_WHAT IS BEING ASKED_.
Skip the pictures. Transcribe the rest of the data below without changing a word.
================
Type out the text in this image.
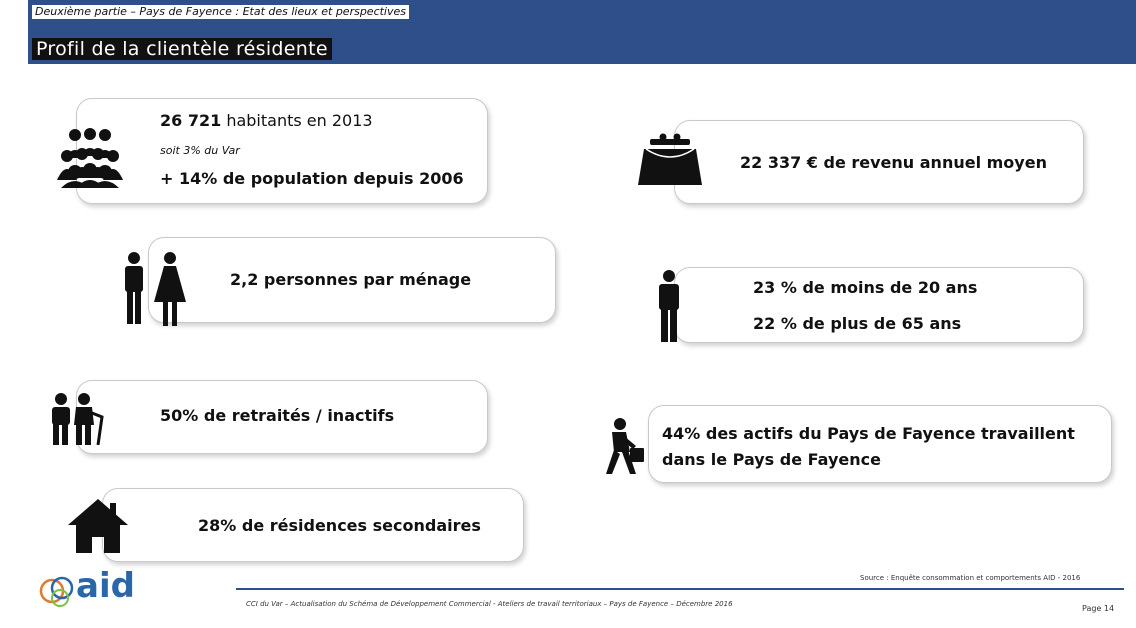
Deuxième partie – Pays de Fayence : Etat des lieux et perspectives
Profil de la clientèle résidente
26 721 habitants en 2013
soit 3% du Var
+ 14% de population depuis 2006
22 337 € de revenu annuel moyen
2,2 personnes par ménage	23 % de moins de 20 ans
22 % de plus de 65 ans
50% de retraités / inactifs
44% des actifs du Pays de Fayence travaillent
dans le Pays de Fayence
28% de résidences secondaires
aid	Source : Enquête consommation et comportements AID - 2016
CCI du Var – Actualisation du Schéma de Développement Commercial - Ateliers de travail territoriaux – Pays de Fayence – Décembre 2016	Page 14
================
_FULL ANSWER_.
Type out the text in this image.
Deuxième partie – Pays de Fayence : Etat des lieux et perspectives
Profil de la clientèle résidente
26 721 habitants en 2013
soit 3% du Var
+ 14% de population depuis 2006
22 337 € de revenu annuel moyen
2,2 personnes par ménage	23 % de moins de 20 ans
22 % de plus de 65 ans
50% de retraités / inactifs
44% des actifs du Pays de Fayence travaillent
dans le Pays de Fayence
28% de résidences secondaires
aid	Source : Enquête consommation et comportements AID - 2016
CCI du Var – Actualisation du Schéma de Développement Commercial - Ateliers de travail territoriaux – Pays de Fayence – Décembre 2016	Page 14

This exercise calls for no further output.